» **Available data**
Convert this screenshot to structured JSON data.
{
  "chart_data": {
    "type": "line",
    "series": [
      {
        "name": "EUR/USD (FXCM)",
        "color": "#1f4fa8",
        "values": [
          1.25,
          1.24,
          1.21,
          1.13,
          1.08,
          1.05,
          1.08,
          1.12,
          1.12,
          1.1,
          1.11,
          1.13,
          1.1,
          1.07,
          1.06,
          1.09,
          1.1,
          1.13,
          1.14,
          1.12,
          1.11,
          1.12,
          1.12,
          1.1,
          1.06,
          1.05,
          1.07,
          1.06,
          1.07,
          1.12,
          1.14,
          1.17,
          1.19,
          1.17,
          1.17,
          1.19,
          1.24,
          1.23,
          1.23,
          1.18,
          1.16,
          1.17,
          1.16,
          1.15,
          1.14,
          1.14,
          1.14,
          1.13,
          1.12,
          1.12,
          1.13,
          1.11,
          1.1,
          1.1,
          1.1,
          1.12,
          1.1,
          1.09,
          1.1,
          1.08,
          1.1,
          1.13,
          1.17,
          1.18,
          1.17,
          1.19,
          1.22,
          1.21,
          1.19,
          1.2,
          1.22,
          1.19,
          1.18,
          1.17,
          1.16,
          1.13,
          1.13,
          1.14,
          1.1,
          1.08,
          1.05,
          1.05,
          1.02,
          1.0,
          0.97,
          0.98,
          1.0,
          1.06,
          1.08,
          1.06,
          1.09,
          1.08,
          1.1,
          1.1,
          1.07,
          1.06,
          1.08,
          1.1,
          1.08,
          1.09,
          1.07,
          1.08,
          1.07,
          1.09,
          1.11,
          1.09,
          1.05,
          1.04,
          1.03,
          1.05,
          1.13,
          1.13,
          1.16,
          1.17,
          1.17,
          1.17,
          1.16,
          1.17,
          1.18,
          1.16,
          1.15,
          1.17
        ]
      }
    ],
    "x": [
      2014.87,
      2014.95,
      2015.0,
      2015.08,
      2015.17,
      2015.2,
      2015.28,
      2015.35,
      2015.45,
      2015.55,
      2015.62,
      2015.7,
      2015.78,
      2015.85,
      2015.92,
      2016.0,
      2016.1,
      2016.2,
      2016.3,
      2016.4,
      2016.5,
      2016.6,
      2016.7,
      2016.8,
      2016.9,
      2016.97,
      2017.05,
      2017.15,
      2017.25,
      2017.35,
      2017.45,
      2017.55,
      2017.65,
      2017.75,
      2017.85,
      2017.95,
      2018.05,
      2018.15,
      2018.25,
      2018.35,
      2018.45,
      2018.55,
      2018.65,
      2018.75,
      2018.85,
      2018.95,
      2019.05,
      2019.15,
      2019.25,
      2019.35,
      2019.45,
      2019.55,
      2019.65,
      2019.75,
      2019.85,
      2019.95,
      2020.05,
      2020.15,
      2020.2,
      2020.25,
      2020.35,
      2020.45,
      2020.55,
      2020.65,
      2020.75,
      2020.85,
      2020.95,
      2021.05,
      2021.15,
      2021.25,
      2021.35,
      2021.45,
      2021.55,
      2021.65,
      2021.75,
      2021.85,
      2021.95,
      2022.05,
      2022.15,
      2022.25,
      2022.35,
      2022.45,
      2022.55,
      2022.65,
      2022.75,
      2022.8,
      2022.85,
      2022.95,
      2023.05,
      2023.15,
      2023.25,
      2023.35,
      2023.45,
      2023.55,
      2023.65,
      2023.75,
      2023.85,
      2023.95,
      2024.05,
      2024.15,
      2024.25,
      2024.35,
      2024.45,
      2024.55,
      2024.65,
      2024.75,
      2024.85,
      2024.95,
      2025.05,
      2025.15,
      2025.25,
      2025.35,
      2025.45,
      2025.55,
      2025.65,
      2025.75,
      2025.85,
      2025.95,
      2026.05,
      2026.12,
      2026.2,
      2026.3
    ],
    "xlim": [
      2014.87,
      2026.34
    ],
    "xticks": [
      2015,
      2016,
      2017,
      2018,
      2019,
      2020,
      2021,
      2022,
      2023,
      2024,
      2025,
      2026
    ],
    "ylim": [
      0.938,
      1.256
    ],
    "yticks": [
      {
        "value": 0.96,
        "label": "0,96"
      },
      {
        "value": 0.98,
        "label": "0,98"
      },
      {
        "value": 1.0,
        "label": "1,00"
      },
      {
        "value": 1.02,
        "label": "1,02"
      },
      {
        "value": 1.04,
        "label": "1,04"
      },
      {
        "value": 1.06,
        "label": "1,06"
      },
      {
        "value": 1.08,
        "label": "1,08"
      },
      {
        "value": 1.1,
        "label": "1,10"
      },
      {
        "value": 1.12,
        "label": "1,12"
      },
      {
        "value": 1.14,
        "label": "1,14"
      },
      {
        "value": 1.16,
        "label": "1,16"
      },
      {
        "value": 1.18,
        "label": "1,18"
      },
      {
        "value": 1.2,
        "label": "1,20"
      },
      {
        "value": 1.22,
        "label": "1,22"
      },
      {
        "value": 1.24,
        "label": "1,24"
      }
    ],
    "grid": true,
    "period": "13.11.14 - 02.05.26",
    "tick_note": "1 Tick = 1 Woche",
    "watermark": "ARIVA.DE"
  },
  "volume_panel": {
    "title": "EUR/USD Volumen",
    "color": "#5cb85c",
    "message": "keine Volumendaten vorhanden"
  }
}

» **Your objective**
Please output the complete data exactly.

» **Solved exercise**
Convert this screenshot to structured JSON data.
{
  "chart_data": {
    "type": "line",
    "series": [
      {
        "name": "EUR/USD (FXCM)",
        "color": "#1f4fa8",
        "values": [
          1.25,
          1.24,
          1.21,
          1.13,
          1.08,
          1.05,
          1.08,
          1.12,
          1.12,
          1.1,
          1.11,
          1.13,
          1.1,
          1.07,
          1.06,
          1.09,
          1.1,
          1.13,
          1.14,
          1.12,
          1.11,
          1.12,
          1.12,
          1.1,
          1.06,
          1.05,
          1.07,
          1.06,
          1.07,
          1.12,
          1.14,
          1.17,
          1.19,
          1.17,
          1.17,
          1.19,
          1.24,
          1.23,
          1.23,
          1.18,
          1.16,
          1.17,
          1.16,
          1.15,
          1.14,
          1.14,
          1.14,
          1.13,
          1.12,
          1.12,
          1.13,
          1.11,
          1.1,
          1.1,
          1.1,
          1.12,
          1.1,
          1.09,
          1.1,
          1.08,
          1.1,
          1.13,
          1.17,
          1.18,
          1.17,
          1.19,
          1.22,
          1.21,
          1.19,
          1.2,
          1.22,
          1.19,
          1.18,
          1.17,
          1.16,
          1.13,
          1.13,
          1.14,
          1.1,
          1.08,
          1.05,
          1.05,
          1.02,
          1.0,
          0.97,
          0.98,
          1.0,
          1.06,
          1.08,
          1.06,
          1.09,
          1.08,
          1.1,
          1.1,
          1.07,
          1.06,
          1.08,
          1.1,
          1.08,
          1.09,
          1.07,
          1.08,
          1.07,
          1.09,
          1.11,
          1.09,
          1.05,
          1.04,
          1.03,
          1.05,
          1.13,
          1.13,
          1.16,
          1.17,
          1.17,
          1.17,
          1.16,
          1.17,
          1.18,
          1.16,
          1.15,
          1.17
        ]
      }
    ],
    "x": [
      2014.87,
      2014.95,
      2015.0,
      2015.08,
      2015.17,
      2015.2,
      2015.28,
      2015.35,
      2015.45,
      2015.55,
      2015.62,
      2015.7,
      2015.78,
      2015.85,
      2015.92,
      2016.0,
      2016.1,
      2016.2,
      2016.3,
      2016.4,
      2016.5,
      2016.6,
      2016.7,
      2016.8,
      2016.9,
      2016.97,
      2017.05,
      2017.15,
      2017.25,
      2017.35,
      2017.45,
      2017.55,
      2017.65,
      2017.75,
      2017.85,
      2017.95,
      2018.05,
      2018.15,
      2018.25,
      2018.35,
      2018.45,
      2018.55,
      2018.65,
      2018.75,
      2018.85,
      2018.95,
      2019.05,
      2019.15,
      2019.25,
      2019.35,
      2019.45,
      2019.55,
      2019.65,
      2019.75,
      2019.85,
      2019.95,
      2020.05,
      2020.15,
      2020.2,
      2020.25,
      2020.35,
      2020.45,
      2020.55,
      2020.65,
      2020.75,
      2020.85,
      2020.95,
      2021.05,
      2021.15,
      2021.25,
      2021.35,
      2021.45,
      2021.55,
      2021.65,
      2021.75,
      2021.85,
      2021.95,
      2022.05,
      2022.15,
      2022.25,
      2022.35,
      2022.45,
      2022.55,
      2022.65,
      2022.75,
      2022.8,
      2022.85,
      2022.95,
      2023.05,
      2023.15,
      2023.25,
      2023.35,
      2023.45,
      2023.55,
      2023.65,
      2023.75,
      2023.85,
      2023.95,
      2024.05,
      2024.15,
      2024.25,
      2024.35,
      2024.45,
      2024.55,
      2024.65,
      2024.75,
      2024.85,
      2024.95,
      2025.05,
      2025.15,
      2025.25,
      2025.35,
      2025.45,
      2025.55,
      2025.65,
      2025.75,
      2025.85,
      2025.95,
      2026.05,
      2026.12,
      2026.2,
      2026.3
    ],
    "xlim": [
      2014.87,
      2026.34
    ],
    "xticks": [
      2015,
      2016,
      2017,
      2018,
      2019,
      2020,
      2021,
      2022,
      2023,
      2024,
      2025,
      2026
    ],
    "ylim": [
      0.938,
      1.256
    ],
    "yticks": [
      {
        "value": 0.96,
        "label": "0,96"
      },
      {
        "value": 0.98,
        "label": "0,98"
      },
      {
        "value": 1.0,
        "label": "1,00"
      },
      {
        "value": 1.02,
        "label": "1,02"
      },
      {
        "value": 1.04,
        "label": "1,04"
      },
      {
        "value": 1.06,
        "label": "1,06"
      },
      {
        "value": 1.08,
        "label": "1,08"
      },
      {
        "value": 1.1,
        "label": "1,10"
      },
      {
        "value": 1.12,
        "label": "1,12"
      },
      {
        "value": 1.14,
        "label": "1,14"
      },
      {
        "value": 1.16,
        "label": "1,16"
      },
      {
        "value": 1.18,
        "label": "1,18"
      },
      {
        "value": 1.2,
        "label": "1,20"
      },
      {
        "value": 1.22,
        "label": "1,22"
      },
      {
        "value": 1.24,
        "label": "1,24"
      }
    ],
    "grid": true,
    "period": "13.11.14 - 02.05.26",
    "tick_note": "1 Tick = 1 Woche",
    "watermark": "ARIVA.DE"
  },
  "volume_panel": {
    "title": "EUR/USD Volumen",
    "color": "#5cb85c",
    "message": "keine Volumendaten vorhanden"
  }
}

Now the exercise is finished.